— Material —
··········

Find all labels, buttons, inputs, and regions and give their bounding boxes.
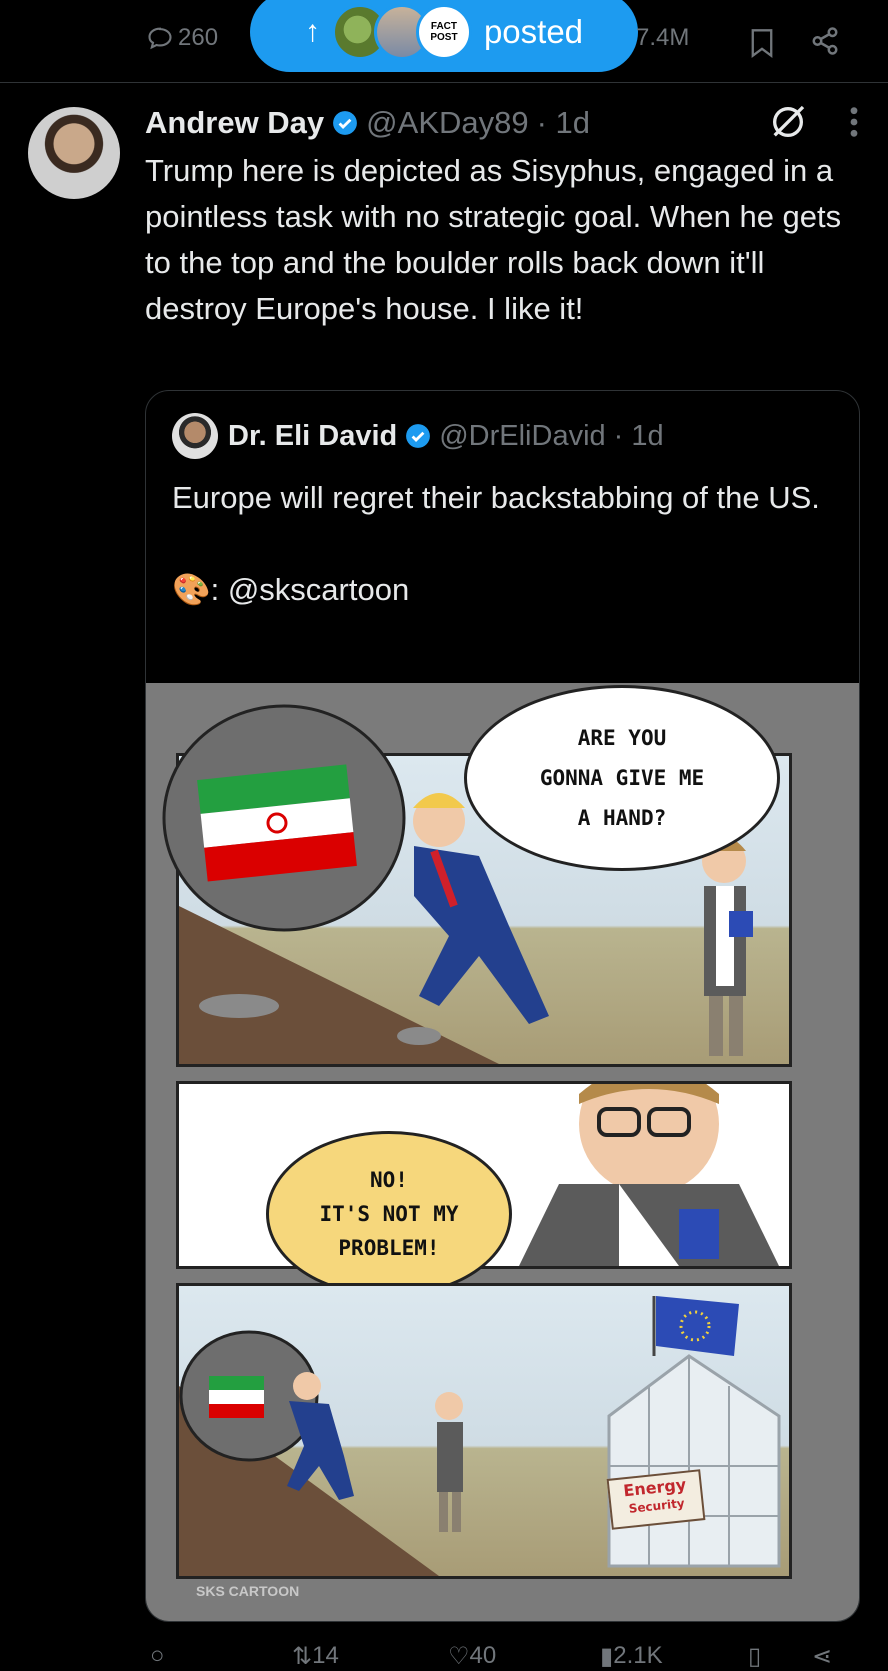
bubble2-line: NO! bbox=[370, 1168, 408, 1192]
bubble2-line: IT'S NOT MY bbox=[319, 1202, 459, 1226]
cartoon-image[interactable]: ARE YOU GONNA GIVE ME A HAND? NO! IT'S N… bbox=[146, 683, 859, 1621]
share-icon[interactable] bbox=[810, 26, 840, 56]
avatar[interactable] bbox=[28, 107, 120, 199]
verified-badge-icon bbox=[406, 424, 431, 448]
fact-post-logo: FACT POST bbox=[430, 21, 458, 43]
watermark: SKS CARTOON bbox=[196, 1583, 300, 1599]
credit-text: : @skscartoon bbox=[210, 572, 410, 607]
poster-avatars: FACT POST bbox=[331, 4, 472, 60]
quote-text-line: Europe will regret their backstabbing of… bbox=[172, 480, 820, 515]
quote-timestamp: · 1d bbox=[613, 419, 664, 452]
artist-palette-icon: 🎨 bbox=[172, 572, 211, 607]
grok-icon[interactable] bbox=[768, 102, 808, 142]
tweet-header: Andrew Day @AKDay89 · 1d bbox=[145, 100, 590, 146]
bubble1-line: A HAND? bbox=[577, 806, 667, 830]
views-button[interactable]: ▮ 2.1K bbox=[600, 1642, 663, 1671]
like-button[interactable]: ♡ 40 bbox=[448, 1642, 496, 1671]
top-action-bar: 260 ↑ FACT POST posted 7.4M bbox=[0, 0, 888, 83]
more-options-icon[interactable] bbox=[848, 105, 860, 139]
quoted-tweet[interactable]: Dr. Eli David @DrEliDavid · 1d Europe wi… bbox=[145, 390, 860, 1622]
quote-credit: 🎨: @skscartoon bbox=[172, 567, 832, 613]
retweet-button[interactable]: ⇅ 14 bbox=[292, 1642, 339, 1671]
reply-icon[interactable]: ○ bbox=[150, 1642, 165, 1670]
avatar: FACT POST bbox=[415, 4, 472, 60]
bubble1-line: GONNA GIVE ME bbox=[539, 766, 705, 790]
reply-icon bbox=[148, 27, 172, 50]
cartoon-panel-3: Energy Security bbox=[176, 1283, 792, 1579]
verified-badge-icon bbox=[333, 111, 358, 135]
bubble1-line: ARE YOU bbox=[577, 726, 667, 750]
author-name[interactable]: Andrew Day bbox=[145, 105, 324, 141]
boulder-iran bbox=[162, 704, 406, 932]
author-handle[interactable]: @AKDay89 bbox=[366, 105, 528, 141]
arrow-up-icon: ↑ bbox=[304, 15, 320, 48]
posted-label: posted bbox=[483, 13, 584, 50]
quote-author-handle: @DrEliDavid bbox=[439, 419, 606, 452]
speech-bubble-2: NO! IT'S NOT MY PROBLEM! bbox=[266, 1131, 512, 1297]
bookmark-icon[interactable]: ▯ bbox=[748, 1642, 761, 1671]
speech-bubble-1: ARE YOU GONNA GIVE ME A HAND? bbox=[464, 685, 780, 871]
tweet-text: Trump here is depicted as Sisyphus, enga… bbox=[145, 153, 842, 326]
view-count[interactable]: 7.4M bbox=[636, 24, 689, 52]
quote-header: Dr. Eli David @DrEliDavid · 1d bbox=[172, 413, 664, 459]
quote-avatar bbox=[172, 413, 218, 459]
timestamp[interactable]: · 1d bbox=[537, 105, 590, 141]
tweet-header-actions bbox=[768, 102, 860, 142]
new-posts-pill[interactable]: ↑ FACT POST posted bbox=[250, 0, 638, 72]
share-icon[interactable]: ⋖ bbox=[812, 1642, 832, 1671]
quote-author-name: Dr. Eli David bbox=[228, 419, 398, 452]
quote-text: Europe will regret their backstabbing of… bbox=[172, 475, 832, 613]
energy-security-sign: Energy Security bbox=[606, 1469, 706, 1530]
reply-count[interactable]: 260 bbox=[146, 24, 218, 52]
bookmark-icon[interactable] bbox=[748, 28, 776, 58]
bubble2-line: PROBLEM! bbox=[338, 1236, 440, 1260]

··········

— What you should do —
Transcribe the listing above line for line, reproducing every line exactly and omitting the pictures.

— Correct output —
Find all labels, buttons, inputs, and regions and give their bounding boxes.
bubble2-line: NO! bbox=[370, 1168, 408, 1192]
bubble2-line: IT'S NOT MY bbox=[319, 1202, 459, 1226]
cartoon-image[interactable]: ARE YOU GONNA GIVE ME A HAND? NO! IT'S N… bbox=[146, 683, 859, 1621]
share-icon[interactable] bbox=[810, 26, 840, 56]
avatar[interactable] bbox=[28, 107, 120, 199]
verified-badge-icon bbox=[406, 424, 431, 448]
fact-post-logo: FACT POST bbox=[430, 21, 458, 43]
watermark: SKS CARTOON bbox=[196, 1583, 300, 1599]
credit-text: : @skscartoon bbox=[210, 572, 410, 607]
poster-avatars: FACT POST bbox=[331, 4, 472, 60]
quote-text-line: Europe will regret their backstabbing of… bbox=[172, 480, 820, 515]
quote-timestamp: · 1d bbox=[613, 419, 664, 452]
artist-palette-icon: 🎨 bbox=[172, 572, 211, 607]
grok-icon[interactable] bbox=[768, 102, 808, 142]
tweet-header: Andrew Day @AKDay89 · 1d bbox=[145, 100, 590, 146]
bubble1-line: A HAND? bbox=[577, 806, 667, 830]
views-button[interactable]: ▮ 2.1K bbox=[600, 1642, 663, 1671]
like-button[interactable]: ♡ 40 bbox=[448, 1642, 496, 1671]
top-action-bar: 260 ↑ FACT POST posted 7.4M bbox=[0, 0, 888, 83]
more-options-icon[interactable] bbox=[848, 105, 860, 139]
quoted-tweet[interactable]: Dr. Eli David @DrEliDavid · 1d Europe wi… bbox=[145, 390, 860, 1622]
quote-credit: 🎨: @skscartoon bbox=[172, 567, 832, 613]
retweet-button[interactable]: ⇅ 14 bbox=[292, 1642, 339, 1671]
reply-icon[interactable]: ○ bbox=[150, 1642, 165, 1670]
avatar: FACT POST bbox=[415, 4, 472, 60]
bubble1-line: GONNA GIVE ME bbox=[539, 766, 705, 790]
reply-icon bbox=[148, 27, 172, 50]
cartoon-panel-3: Energy Security bbox=[176, 1283, 792, 1579]
verified-badge-icon bbox=[333, 111, 358, 135]
bubble1-line: ARE YOU bbox=[577, 726, 667, 750]
author-name[interactable]: Andrew Day bbox=[145, 105, 324, 141]
boulder-iran bbox=[162, 704, 406, 932]
author-handle[interactable]: @AKDay89 bbox=[366, 105, 528, 141]
arrow-up-icon: ↑ bbox=[304, 15, 320, 48]
posted-label: posted bbox=[483, 13, 584, 50]
quote-author-handle: @DrEliDavid bbox=[439, 419, 606, 452]
speech-bubble-2: NO! IT'S NOT MY PROBLEM! bbox=[266, 1131, 512, 1297]
bookmark-icon[interactable]: ▯ bbox=[748, 1642, 761, 1671]
speech-bubble-1: ARE YOU GONNA GIVE ME A HAND? bbox=[464, 685, 780, 871]
tweet-text: Trump here is depicted as Sisyphus, enga… bbox=[145, 153, 842, 326]
view-count[interactable]: 7.4M bbox=[636, 24, 689, 52]
quote-header: Dr. Eli David @DrEliDavid · 1d bbox=[172, 413, 664, 459]
quote-avatar bbox=[172, 413, 218, 459]
timestamp[interactable]: · 1d bbox=[537, 105, 590, 141]
tweet-header-actions bbox=[768, 102, 860, 142]
new-posts-pill[interactable]: ↑ FACT POST posted bbox=[250, 0, 638, 72]
share-icon[interactable]: ⋖ bbox=[812, 1642, 832, 1671]
quote-author-name: Dr. Eli David bbox=[228, 419, 398, 452]
quote-text: Europe will regret their backstabbing of… bbox=[172, 475, 832, 613]
energy-security-sign: Energy Security bbox=[606, 1469, 706, 1530]
reply-count[interactable]: 260 bbox=[146, 24, 218, 52]
bookmark-icon[interactable] bbox=[748, 28, 776, 58]
bubble2-line: PROBLEM! bbox=[338, 1236, 440, 1260]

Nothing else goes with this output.